> _Exercise prompt_
Print every entry exactly as written.

> _Record list_
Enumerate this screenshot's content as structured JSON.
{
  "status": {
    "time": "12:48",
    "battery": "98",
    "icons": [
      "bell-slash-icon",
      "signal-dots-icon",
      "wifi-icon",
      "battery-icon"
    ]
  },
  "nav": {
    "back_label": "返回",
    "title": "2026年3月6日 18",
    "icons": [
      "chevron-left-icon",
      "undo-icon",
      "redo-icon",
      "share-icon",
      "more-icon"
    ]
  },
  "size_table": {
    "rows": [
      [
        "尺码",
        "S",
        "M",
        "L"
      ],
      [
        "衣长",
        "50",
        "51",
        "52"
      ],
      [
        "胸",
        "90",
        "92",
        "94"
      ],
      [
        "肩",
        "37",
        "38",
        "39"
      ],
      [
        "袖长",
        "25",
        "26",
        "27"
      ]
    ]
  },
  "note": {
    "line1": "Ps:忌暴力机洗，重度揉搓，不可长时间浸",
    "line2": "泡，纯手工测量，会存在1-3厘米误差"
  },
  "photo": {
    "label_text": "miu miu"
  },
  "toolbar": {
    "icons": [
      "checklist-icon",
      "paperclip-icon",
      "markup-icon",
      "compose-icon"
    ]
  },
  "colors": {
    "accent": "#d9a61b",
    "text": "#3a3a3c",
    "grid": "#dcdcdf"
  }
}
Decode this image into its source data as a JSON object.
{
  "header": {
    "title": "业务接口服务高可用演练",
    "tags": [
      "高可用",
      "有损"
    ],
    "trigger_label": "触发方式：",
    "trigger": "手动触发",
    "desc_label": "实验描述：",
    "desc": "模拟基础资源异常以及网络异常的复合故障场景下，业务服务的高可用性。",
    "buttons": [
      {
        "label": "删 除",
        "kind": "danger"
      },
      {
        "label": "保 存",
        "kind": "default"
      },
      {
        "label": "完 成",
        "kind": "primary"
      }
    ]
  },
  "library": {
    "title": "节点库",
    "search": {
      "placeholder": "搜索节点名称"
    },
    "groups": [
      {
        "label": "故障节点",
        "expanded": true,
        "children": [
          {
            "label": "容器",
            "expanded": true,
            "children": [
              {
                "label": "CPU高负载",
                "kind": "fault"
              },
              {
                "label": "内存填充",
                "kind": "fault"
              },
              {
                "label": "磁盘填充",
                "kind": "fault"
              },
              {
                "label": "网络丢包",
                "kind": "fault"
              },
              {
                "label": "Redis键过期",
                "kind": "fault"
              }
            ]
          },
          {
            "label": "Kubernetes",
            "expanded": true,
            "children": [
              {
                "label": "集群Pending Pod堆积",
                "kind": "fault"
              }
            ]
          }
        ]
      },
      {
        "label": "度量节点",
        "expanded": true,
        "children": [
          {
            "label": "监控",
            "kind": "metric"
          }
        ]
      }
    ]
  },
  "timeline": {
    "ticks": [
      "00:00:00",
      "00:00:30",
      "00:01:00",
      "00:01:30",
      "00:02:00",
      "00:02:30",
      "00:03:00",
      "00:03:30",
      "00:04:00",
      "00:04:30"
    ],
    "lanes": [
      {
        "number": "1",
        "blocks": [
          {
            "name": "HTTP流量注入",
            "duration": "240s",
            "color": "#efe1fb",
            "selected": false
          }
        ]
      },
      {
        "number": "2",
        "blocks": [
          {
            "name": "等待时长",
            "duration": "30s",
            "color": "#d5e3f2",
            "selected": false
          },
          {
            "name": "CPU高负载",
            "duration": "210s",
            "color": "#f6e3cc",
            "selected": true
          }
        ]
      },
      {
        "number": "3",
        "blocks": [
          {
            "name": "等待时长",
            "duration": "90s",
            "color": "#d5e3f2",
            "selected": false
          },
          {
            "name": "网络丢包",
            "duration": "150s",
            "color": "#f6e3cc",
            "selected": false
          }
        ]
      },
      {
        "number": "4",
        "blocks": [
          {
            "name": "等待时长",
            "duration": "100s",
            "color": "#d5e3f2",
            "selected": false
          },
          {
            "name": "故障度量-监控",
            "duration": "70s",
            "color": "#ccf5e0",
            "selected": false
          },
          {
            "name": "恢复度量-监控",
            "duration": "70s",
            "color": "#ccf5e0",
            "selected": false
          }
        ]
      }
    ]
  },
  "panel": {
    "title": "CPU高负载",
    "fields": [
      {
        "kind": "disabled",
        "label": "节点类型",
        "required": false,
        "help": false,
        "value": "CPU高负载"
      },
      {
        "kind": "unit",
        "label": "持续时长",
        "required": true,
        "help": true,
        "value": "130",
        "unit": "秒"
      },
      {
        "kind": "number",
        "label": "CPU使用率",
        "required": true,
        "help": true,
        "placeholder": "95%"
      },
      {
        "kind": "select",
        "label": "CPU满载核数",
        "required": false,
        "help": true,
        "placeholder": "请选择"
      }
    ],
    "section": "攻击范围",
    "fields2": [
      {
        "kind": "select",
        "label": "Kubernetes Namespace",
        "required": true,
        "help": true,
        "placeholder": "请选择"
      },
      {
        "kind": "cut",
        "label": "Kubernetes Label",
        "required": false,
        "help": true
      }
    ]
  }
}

> _Response for this exercise_
Enumerate this screenshot's content as structured JSON.
{
  "status": {
    "time": "12:48",
    "battery": "98",
    "icons": [
      "bell-slash-icon",
      "signal-dots-icon",
      "wifi-icon",
      "battery-icon"
    ]
  },
  "nav": {
    "back_label": "返回",
    "title": "2026年3月6日 18",
    "icons": [
      "chevron-left-icon",
      "undo-icon",
      "redo-icon",
      "share-icon",
      "more-icon"
    ]
  },
  "size_table": {
    "rows": [
      [
        "尺码",
        "S",
        "M",
        "L"
      ],
      [
        "衣长",
        "50",
        "51",
        "52"
      ],
      [
        "胸",
        "90",
        "92",
        "94"
      ],
      [
        "肩",
        "37",
        "38",
        "39"
      ],
      [
        "袖长",
        "25",
        "26",
        "27"
      ]
    ]
  },
  "note": {
    "line1": "Ps:忌暴力机洗，重度揉搓，不可长时间浸",
    "line2": "泡，纯手工测量，会存在1-3厘米误差"
  },
  "photo": {
    "label_text": "miu miu"
  },
  "toolbar": {
    "icons": [
      "checklist-icon",
      "paperclip-icon",
      "markup-icon",
      "compose-icon"
    ]
  },
  "colors": {
    "accent": "#d9a61b",
    "text": "#3a3a3c",
    "grid": "#dcdcdf"
  }
}
Decode this image into its source data as a JSON object.
{
  "header": {
    "title": "业务接口服务高可用演练",
    "tags": [
      "高可用",
      "有损"
    ],
    "trigger_label": "触发方式：",
    "trigger": "手动触发",
    "desc_label": "实验描述：",
    "desc": "模拟基础资源异常以及网络异常的复合故障场景下，业务服务的高可用性。",
    "buttons": [
      {
        "label": "删 除",
        "kind": "danger"
      },
      {
        "label": "保 存",
        "kind": "default"
      },
      {
        "label": "完 成",
        "kind": "primary"
      }
    ]
  },
  "library": {
    "title": "节点库",
    "search": {
      "placeholder": "搜索节点名称"
    },
    "groups": [
      {
        "label": "故障节点",
        "expanded": true,
        "children": [
          {
            "label": "容器",
            "expanded": true,
            "children": [
              {
                "label": "CPU高负载",
                "kind": "fault"
              },
              {
                "label": "内存填充",
                "kind": "fault"
              },
              {
                "label": "磁盘填充",
                "kind": "fault"
              },
              {
                "label": "网络丢包",
                "kind": "fault"
              },
              {
                "label": "Redis键过期",
                "kind": "fault"
              }
            ]
          },
          {
            "label": "Kubernetes",
            "expanded": true,
            "children": [
              {
                "label": "集群Pending Pod堆积",
                "kind": "fault"
              }
            ]
          }
        ]
      },
      {
        "label": "度量节点",
        "expanded": true,
        "children": [
          {
            "label": "监控",
            "kind": "metric"
          }
        ]
      }
    ]
  },
  "timeline": {
    "ticks": [
      "00:00:00",
      "00:00:30",
      "00:01:00",
      "00:01:30",
      "00:02:00",
      "00:02:30",
      "00:03:00",
      "00:03:30",
      "00:04:00",
      "00:04:30"
    ],
    "lanes": [
      {
        "number": "1",
        "blocks": [
          {
            "name": "HTTP流量注入",
            "duration": "240s",
            "color": "#efe1fb",
            "selected": false
          }
        ]
      },
      {
        "number": "2",
        "blocks": [
          {
            "name": "等待时长",
            "duration": "30s",
            "color": "#d5e3f2",
            "selected": false
          },
          {
            "name": "CPU高负载",
            "duration": "210s",
            "color": "#f6e3cc",
            "selected": true
          }
        ]
      },
      {
        "number": "3",
        "blocks": [
          {
            "name": "等待时长",
            "duration": "90s",
            "color": "#d5e3f2",
            "selected": false
          },
          {
            "name": "网络丢包",
            "duration": "150s",
            "color": "#f6e3cc",
            "selected": false
          }
        ]
      },
      {
        "number": "4",
        "blocks": [
          {
            "name": "等待时长",
            "duration": "100s",
            "color": "#d5e3f2",
            "selected": false
          },
          {
            "name": "故障度量-监控",
            "duration": "70s",
            "color": "#ccf5e0",
            "selected": false
          },
          {
            "name": "恢复度量-监控",
            "duration": "70s",
            "color": "#ccf5e0",
            "selected": false
          }
        ]
      }
    ]
  },
  "panel": {
    "title": "CPU高负载",
    "fields": [
      {
        "kind": "disabled",
        "label": "节点类型",
        "required": false,
        "help": false,
        "value": "CPU高负载"
      },
      {
        "kind": "unit",
        "label": "持续时长",
        "required": true,
        "help": true,
        "value": "130",
        "unit": "秒"
      },
      {
        "kind": "number",
        "label": "CPU使用率",
        "required": true,
        "help": true,
        "placeholder": "95%"
      },
      {
        "kind": "select",
        "label": "CPU满载核数",
        "required": false,
        "help": true,
        "placeholder": "请选择"
      }
    ],
    "section": "攻击范围",
    "fields2": [
      {
        "kind": "select",
        "label": "Kubernetes Namespace",
        "required": true,
        "help": true,
        "placeholder": "请选择"
      },
      {
        "kind": "cut",
        "label": "Kubernetes Label",
        "required": false,
        "help": true
      }
    ]
  }
}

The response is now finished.